Request – Locate every line in the records below that holds the word "this" and return each one.

Supplied information –
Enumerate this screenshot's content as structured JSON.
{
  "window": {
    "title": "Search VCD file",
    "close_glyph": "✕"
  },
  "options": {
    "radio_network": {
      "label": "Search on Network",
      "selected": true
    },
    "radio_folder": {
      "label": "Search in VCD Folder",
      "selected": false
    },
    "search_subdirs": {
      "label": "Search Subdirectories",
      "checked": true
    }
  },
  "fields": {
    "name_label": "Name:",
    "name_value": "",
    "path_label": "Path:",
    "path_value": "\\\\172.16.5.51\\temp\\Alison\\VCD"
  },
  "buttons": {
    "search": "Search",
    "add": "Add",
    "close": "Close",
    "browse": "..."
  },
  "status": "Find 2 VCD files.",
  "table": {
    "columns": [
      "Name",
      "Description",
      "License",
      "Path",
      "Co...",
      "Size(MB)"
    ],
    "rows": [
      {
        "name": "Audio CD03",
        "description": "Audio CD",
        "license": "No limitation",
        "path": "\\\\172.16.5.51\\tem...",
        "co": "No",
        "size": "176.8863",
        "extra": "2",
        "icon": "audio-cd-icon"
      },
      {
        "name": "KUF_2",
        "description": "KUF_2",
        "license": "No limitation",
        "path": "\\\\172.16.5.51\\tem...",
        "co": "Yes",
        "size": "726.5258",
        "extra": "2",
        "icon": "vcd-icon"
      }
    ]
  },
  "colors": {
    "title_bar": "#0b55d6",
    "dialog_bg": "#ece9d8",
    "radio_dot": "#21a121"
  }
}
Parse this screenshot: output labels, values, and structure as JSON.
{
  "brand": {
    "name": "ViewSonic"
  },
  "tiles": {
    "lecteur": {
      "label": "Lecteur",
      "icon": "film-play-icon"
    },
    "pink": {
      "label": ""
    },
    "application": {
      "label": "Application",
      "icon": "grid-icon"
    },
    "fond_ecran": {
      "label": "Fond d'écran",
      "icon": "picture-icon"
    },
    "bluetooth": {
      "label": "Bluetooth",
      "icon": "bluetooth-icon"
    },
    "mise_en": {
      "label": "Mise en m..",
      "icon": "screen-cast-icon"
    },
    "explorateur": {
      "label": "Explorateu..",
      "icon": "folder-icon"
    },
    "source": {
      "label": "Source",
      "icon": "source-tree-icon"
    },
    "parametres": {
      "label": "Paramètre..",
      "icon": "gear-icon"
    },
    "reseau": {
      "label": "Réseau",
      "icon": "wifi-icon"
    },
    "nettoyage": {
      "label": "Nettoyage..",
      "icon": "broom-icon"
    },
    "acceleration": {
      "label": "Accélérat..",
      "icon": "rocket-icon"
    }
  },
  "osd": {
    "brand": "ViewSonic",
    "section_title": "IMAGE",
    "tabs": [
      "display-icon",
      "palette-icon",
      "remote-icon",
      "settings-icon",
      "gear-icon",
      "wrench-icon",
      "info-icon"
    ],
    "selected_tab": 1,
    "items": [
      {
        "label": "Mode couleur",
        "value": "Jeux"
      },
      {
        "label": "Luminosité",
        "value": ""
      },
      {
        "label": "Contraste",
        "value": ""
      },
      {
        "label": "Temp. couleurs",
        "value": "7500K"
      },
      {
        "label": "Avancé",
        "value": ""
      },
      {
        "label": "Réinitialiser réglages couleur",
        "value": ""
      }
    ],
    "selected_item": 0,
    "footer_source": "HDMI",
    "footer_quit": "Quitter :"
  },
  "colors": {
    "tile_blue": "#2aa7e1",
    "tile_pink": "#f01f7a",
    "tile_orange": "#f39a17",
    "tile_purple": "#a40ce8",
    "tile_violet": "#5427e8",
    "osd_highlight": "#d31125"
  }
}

The completed task –
Enumerate this screenshot's content as structured JSON.
Parse this screenshot: output labels, values, and structure as JSON.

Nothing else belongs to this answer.